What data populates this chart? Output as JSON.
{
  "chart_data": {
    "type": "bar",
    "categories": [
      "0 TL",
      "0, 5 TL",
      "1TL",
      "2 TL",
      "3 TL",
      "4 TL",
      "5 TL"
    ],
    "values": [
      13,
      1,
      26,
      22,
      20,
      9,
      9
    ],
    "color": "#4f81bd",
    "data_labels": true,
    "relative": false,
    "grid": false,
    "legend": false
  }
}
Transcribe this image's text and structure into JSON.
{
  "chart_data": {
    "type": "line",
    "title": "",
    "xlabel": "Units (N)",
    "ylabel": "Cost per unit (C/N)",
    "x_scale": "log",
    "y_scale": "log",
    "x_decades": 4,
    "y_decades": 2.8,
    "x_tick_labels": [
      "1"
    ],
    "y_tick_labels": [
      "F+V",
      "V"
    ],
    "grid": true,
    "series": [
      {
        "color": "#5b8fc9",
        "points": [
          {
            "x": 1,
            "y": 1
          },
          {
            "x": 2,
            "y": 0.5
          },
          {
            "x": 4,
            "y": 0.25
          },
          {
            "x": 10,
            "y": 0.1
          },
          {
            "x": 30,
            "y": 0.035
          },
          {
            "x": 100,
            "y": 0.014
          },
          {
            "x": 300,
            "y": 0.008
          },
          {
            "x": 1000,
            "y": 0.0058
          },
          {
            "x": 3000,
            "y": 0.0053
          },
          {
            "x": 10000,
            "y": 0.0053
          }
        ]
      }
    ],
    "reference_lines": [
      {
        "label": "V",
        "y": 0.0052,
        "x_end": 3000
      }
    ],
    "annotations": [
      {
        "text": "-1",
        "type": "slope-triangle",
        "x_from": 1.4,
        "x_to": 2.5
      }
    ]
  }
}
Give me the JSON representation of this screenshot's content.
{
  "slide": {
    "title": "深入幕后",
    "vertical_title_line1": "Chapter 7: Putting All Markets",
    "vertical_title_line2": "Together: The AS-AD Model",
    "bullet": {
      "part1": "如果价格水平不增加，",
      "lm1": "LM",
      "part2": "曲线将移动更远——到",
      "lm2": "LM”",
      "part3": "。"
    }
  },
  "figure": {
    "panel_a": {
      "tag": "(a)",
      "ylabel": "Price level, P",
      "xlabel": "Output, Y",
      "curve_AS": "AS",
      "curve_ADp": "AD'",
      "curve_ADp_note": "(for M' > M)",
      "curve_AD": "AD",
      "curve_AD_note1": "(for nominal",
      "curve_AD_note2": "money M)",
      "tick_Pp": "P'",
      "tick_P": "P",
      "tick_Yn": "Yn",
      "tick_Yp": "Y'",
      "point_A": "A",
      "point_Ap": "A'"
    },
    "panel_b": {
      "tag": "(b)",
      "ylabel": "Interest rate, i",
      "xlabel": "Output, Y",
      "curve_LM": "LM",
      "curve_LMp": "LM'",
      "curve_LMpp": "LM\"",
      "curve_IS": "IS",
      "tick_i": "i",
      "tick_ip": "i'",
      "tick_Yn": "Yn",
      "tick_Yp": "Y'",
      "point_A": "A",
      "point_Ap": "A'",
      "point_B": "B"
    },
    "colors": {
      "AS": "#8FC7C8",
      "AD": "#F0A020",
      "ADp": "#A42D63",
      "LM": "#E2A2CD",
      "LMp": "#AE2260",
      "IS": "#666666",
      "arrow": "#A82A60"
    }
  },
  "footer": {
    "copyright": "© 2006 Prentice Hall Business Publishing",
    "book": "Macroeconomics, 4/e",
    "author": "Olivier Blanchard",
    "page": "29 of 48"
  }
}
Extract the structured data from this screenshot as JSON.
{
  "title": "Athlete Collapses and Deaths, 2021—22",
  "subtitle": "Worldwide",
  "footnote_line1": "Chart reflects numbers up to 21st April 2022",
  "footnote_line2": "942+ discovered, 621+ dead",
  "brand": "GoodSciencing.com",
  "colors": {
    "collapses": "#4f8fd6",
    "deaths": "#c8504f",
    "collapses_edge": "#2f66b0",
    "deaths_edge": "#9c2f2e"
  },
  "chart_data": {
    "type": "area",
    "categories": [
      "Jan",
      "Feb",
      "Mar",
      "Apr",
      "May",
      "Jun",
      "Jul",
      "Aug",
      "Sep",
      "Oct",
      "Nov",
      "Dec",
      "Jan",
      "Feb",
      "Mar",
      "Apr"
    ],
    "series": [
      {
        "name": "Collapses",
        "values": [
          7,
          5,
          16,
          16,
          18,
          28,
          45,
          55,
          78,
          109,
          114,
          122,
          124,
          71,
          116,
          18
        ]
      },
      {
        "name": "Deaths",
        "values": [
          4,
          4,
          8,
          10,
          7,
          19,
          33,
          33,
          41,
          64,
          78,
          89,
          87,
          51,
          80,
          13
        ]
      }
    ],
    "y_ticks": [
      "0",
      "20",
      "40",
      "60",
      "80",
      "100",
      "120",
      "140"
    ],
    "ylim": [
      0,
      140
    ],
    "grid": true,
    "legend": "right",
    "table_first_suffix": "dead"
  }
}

Prompt: Give back the whole listing exactly as it reads.

Written solution:
What data populates this chart? Output as JSON.
{
  "chart_data": {
    "type": "bar",
    "categories": [
      "0 TL",
      "0, 5 TL",
      "1TL",
      "2 TL",
      "3 TL",
      "4 TL",
      "5 TL"
    ],
    "values": [
      13,
      1,
      26,
      22,
      20,
      9,
      9
    ],
    "color": "#4f81bd",
    "data_labels": true,
    "relative": false,
    "grid": false,
    "legend": false
  }
}
Transcribe this image's text and structure into JSON.
{
  "chart_data": {
    "type": "line",
    "title": "",
    "xlabel": "Units (N)",
    "ylabel": "Cost per unit (C/N)",
    "x_scale": "log",
    "y_scale": "log",
    "x_decades": 4,
    "y_decades": 2.8,
    "x_tick_labels": [
      "1"
    ],
    "y_tick_labels": [
      "F+V",
      "V"
    ],
    "grid": true,
    "series": [
      {
        "color": "#5b8fc9",
        "points": [
          {
            "x": 1,
            "y": 1
          },
          {
            "x": 2,
            "y": 0.5
          },
          {
            "x": 4,
            "y": 0.25
          },
          {
            "x": 10,
            "y": 0.1
          },
          {
            "x": 30,
            "y": 0.035
          },
          {
            "x": 100,
            "y": 0.014
          },
          {
            "x": 300,
            "y": 0.008
          },
          {
            "x": 1000,
            "y": 0.0058
          },
          {
            "x": 3000,
            "y": 0.0053
          },
          {
            "x": 10000,
            "y": 0.0053
          }
        ]
      }
    ],
    "reference_lines": [
      {
        "label": "V",
        "y": 0.0052,
        "x_end": 3000
      }
    ],
    "annotations": [
      {
        "text": "-1",
        "type": "slope-triangle",
        "x_from": 1.4,
        "x_to": 2.5
      }
    ]
  }
}
Give me the JSON representation of this screenshot's content.
{
  "slide": {
    "title": "深入幕后",
    "vertical_title_line1": "Chapter 7: Putting All Markets",
    "vertical_title_line2": "Together: The AS-AD Model",
    "bullet": {
      "part1": "如果价格水平不增加，",
      "lm1": "LM",
      "part2": "曲线将移动更远——到",
      "lm2": "LM”",
      "part3": "。"
    }
  },
  "figure": {
    "panel_a": {
      "tag": "(a)",
      "ylabel": "Price level, P",
      "xlabel": "Output, Y",
      "curve_AS": "AS",
      "curve_ADp": "AD'",
      "curve_ADp_note": "(for M' > M)",
      "curve_AD": "AD",
      "curve_AD_note1": "(for nominal",
      "curve_AD_note2": "money M)",
      "tick_Pp": "P'",
      "tick_P": "P",
      "tick_Yn": "Yn",
      "tick_Yp": "Y'",
      "point_A": "A",
      "point_Ap": "A'"
    },
    "panel_b": {
      "tag": "(b)",
      "ylabel": "Interest rate, i",
      "xlabel": "Output, Y",
      "curve_LM": "LM",
      "curve_LMp": "LM'",
      "curve_LMpp": "LM\"",
      "curve_IS": "IS",
      "tick_i": "i",
      "tick_ip": "i'",
      "tick_Yn": "Yn",
      "tick_Yp": "Y'",
      "point_A": "A",
      "point_Ap": "A'",
      "point_B": "B"
    },
    "colors": {
      "AS": "#8FC7C8",
      "AD": "#F0A020",
      "ADp": "#A42D63",
      "LM": "#E2A2CD",
      "LMp": "#AE2260",
      "IS": "#666666",
      "arrow": "#A82A60"
    }
  },
  "footer": {
    "copyright": "© 2006 Prentice Hall Business Publishing",
    "book": "Macroeconomics, 4/e",
    "author": "Olivier Blanchard",
    "page": "29 of 48"
  }
}
Extract the structured data from this screenshot as JSON.
{
  "title": "Athlete Collapses and Deaths, 2021—22",
  "subtitle": "Worldwide",
  "footnote_line1": "Chart reflects numbers up to 21st April 2022",
  "footnote_line2": "942+ discovered, 621+ dead",
  "brand": "GoodSciencing.com",
  "colors": {
    "collapses": "#4f8fd6",
    "deaths": "#c8504f",
    "collapses_edge": "#2f66b0",
    "deaths_edge": "#9c2f2e"
  },
  "chart_data": {
    "type": "area",
    "categories": [
      "Jan",
      "Feb",
      "Mar",
      "Apr",
      "May",
      "Jun",
      "Jul",
      "Aug",
      "Sep",
      "Oct",
      "Nov",
      "Dec",
      "Jan",
      "Feb",
      "Mar",
      "Apr"
    ],
    "series": [
      {
        "name": "Collapses",
        "values": [
          7,
          5,
          16,
          16,
          18,
          28,
          45,
          55,
          78,
          109,
          114,
          122,
          124,
          71,
          116,
          18
        ]
      },
      {
        "name": "Deaths",
        "values": [
          4,
          4,
          8,
          10,
          7,
          19,
          33,
          33,
          41,
          64,
          78,
          89,
          87,
          51,
          80,
          13
        ]
      }
    ],
    "y_ticks": [
      "0",
      "20",
      "40",
      "60",
      "80",
      "100",
      "120",
      "140"
    ],
    "ylim": [
      0,
      140
    ],
    "grid": true,
    "legend": "right",
    "table_first_suffix": "dead"
  }
}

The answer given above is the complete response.